◆ TASK GOAL ◆
Here is a listing, set out below; repeat its lines from the one with "What does this" to the last, both included, and leave out the pictures.
┄┄┄┄┄┄┄┄┄┄
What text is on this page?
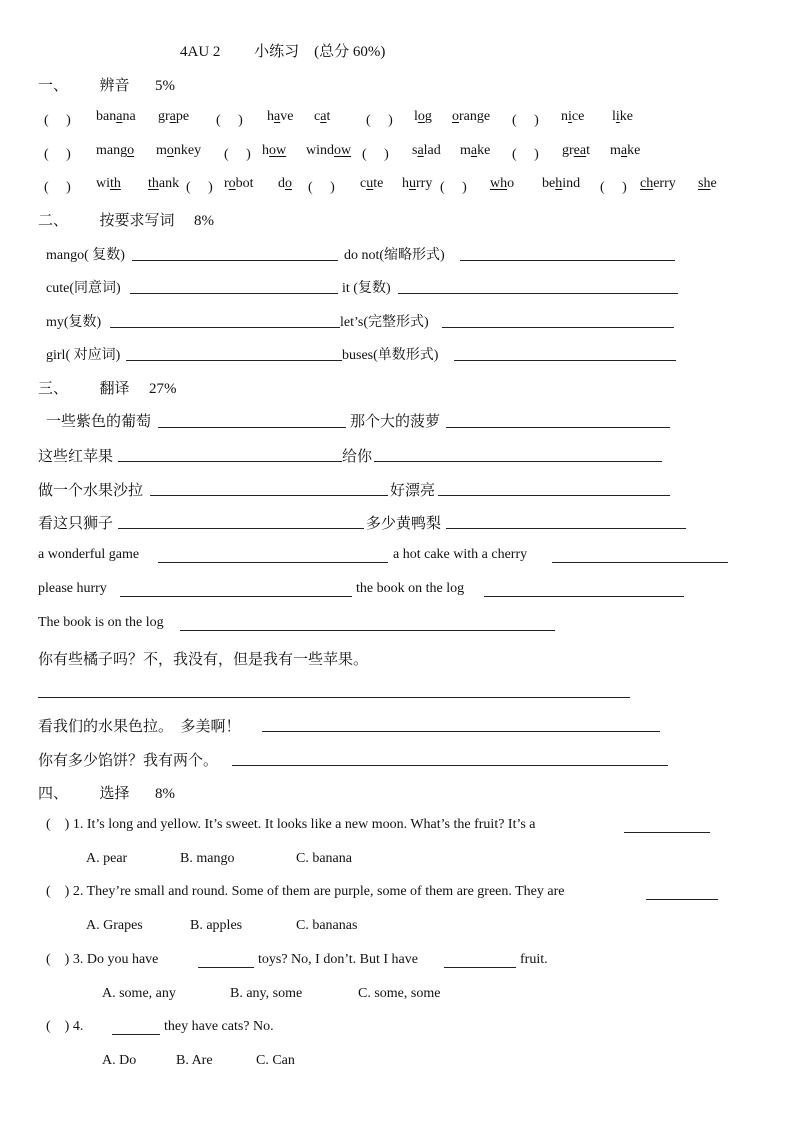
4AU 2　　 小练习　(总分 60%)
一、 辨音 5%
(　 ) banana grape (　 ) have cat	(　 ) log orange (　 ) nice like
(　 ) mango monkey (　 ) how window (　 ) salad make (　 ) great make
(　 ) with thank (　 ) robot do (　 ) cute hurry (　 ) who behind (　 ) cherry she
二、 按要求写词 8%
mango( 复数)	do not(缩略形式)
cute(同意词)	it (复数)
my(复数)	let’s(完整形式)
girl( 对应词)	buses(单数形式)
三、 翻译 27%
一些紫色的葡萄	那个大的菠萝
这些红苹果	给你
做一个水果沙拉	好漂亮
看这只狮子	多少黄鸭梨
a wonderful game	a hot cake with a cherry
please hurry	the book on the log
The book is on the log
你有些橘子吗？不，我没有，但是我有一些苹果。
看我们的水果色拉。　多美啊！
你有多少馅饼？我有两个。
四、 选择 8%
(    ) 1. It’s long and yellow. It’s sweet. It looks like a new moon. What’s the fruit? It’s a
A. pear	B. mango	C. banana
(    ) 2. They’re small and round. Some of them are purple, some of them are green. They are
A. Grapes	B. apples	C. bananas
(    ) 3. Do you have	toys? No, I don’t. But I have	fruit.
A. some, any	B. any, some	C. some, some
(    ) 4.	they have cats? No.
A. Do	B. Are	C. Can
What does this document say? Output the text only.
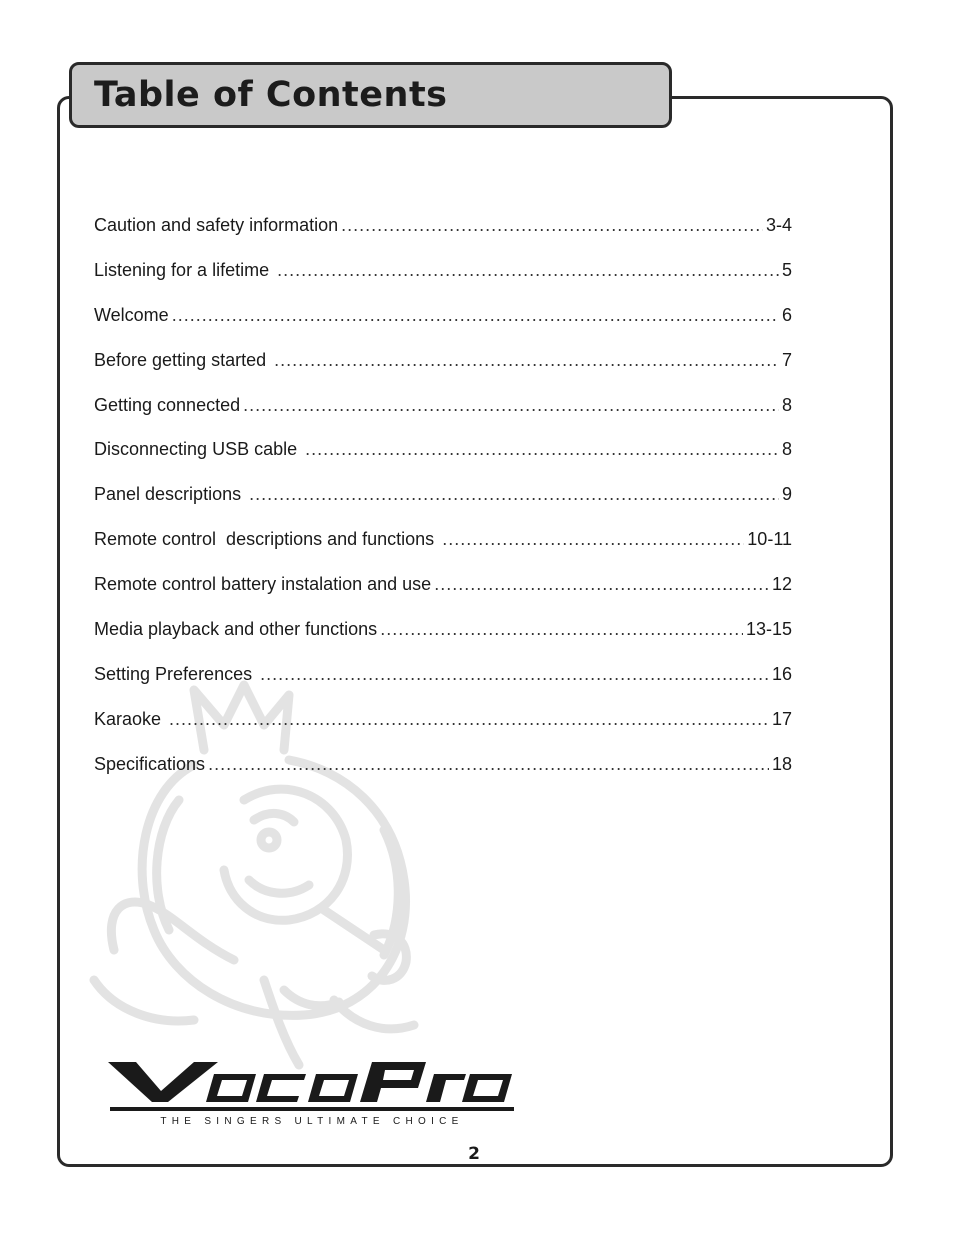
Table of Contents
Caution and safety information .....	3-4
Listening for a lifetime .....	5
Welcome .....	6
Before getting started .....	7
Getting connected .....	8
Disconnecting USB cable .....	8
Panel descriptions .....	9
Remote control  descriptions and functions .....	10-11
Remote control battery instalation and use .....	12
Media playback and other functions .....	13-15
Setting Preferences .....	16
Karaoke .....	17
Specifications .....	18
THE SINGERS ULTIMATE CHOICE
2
┄┄┄┄┄┄┄┄┄┄
◆ WRITTEN REPLY ◆
What does this document say? Output the text only.
Table of Contents
Caution and safety information .....	3-4
Listening for a lifetime .....	5
Welcome .....	6
Before getting started .....	7
Getting connected .....	8
Disconnecting USB cable .....	8
Panel descriptions .....	9
Remote control  descriptions and functions .....	10-11
Remote control battery instalation and use .....	12
Media playback and other functions .....	13-15
Setting Preferences .....	16
Karaoke .....	17
Specifications .....	18
THE SINGERS ULTIMATE CHOICE
2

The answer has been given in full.